## EXCERPTED RECORDS

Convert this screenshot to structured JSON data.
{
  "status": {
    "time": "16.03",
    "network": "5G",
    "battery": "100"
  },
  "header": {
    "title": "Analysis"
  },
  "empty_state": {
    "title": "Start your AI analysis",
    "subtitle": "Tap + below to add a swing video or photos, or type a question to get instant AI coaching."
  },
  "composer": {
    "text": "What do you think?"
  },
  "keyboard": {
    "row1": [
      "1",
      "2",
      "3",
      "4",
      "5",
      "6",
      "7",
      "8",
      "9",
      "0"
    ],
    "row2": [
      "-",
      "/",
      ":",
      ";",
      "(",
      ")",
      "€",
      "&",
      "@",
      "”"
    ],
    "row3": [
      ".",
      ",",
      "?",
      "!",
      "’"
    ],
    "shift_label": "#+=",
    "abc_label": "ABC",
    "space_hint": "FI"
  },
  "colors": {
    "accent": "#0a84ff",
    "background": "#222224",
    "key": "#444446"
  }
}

==

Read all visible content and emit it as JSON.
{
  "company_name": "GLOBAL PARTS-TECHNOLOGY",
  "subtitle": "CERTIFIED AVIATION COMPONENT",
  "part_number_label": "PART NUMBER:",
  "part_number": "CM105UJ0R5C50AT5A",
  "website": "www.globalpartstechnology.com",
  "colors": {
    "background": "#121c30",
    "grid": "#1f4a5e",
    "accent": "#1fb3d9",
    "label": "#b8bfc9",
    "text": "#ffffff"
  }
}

* * *

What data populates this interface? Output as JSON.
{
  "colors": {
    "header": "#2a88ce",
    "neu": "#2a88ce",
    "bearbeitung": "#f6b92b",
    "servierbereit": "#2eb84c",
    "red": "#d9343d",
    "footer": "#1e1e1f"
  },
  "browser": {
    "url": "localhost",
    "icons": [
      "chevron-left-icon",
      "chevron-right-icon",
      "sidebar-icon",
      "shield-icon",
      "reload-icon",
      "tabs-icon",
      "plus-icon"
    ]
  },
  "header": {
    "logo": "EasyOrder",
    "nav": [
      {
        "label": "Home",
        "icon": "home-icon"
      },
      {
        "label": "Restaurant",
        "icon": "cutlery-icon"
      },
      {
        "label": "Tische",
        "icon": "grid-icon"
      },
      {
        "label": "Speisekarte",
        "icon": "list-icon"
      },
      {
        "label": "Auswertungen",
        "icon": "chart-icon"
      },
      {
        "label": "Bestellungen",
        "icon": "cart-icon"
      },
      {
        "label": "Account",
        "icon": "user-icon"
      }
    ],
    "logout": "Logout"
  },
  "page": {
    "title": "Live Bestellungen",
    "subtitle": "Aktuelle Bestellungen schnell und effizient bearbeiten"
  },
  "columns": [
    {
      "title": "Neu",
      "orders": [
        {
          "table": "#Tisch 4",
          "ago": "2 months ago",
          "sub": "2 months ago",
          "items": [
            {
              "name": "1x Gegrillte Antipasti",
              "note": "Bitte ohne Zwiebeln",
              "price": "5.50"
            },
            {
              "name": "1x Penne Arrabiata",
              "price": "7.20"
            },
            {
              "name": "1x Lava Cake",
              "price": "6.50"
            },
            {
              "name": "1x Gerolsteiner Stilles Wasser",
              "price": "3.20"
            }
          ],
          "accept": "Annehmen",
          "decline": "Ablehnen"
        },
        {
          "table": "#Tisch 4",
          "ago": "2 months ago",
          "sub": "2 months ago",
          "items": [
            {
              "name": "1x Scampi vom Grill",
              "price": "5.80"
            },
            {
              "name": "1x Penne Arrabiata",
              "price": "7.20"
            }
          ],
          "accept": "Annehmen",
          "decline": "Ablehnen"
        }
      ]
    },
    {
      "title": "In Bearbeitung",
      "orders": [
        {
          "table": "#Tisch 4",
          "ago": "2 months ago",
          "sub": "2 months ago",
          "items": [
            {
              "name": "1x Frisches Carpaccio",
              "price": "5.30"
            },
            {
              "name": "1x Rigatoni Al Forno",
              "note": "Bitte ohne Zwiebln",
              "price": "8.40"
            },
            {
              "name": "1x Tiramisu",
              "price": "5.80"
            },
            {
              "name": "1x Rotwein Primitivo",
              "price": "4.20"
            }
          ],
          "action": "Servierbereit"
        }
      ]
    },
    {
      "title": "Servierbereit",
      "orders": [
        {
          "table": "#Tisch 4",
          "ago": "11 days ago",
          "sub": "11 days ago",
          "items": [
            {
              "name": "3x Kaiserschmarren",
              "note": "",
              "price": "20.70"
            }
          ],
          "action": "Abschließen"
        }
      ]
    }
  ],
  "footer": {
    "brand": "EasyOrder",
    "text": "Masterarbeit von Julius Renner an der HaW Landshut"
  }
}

## TASK GOAL
Return each line where "JSON" shows up.

## SOLUTION FOR THIS EXERCISE
Convert this screenshot to structured JSON data.
Read all visible content and emit it as JSON.
What data populates this interface? Output as JSON.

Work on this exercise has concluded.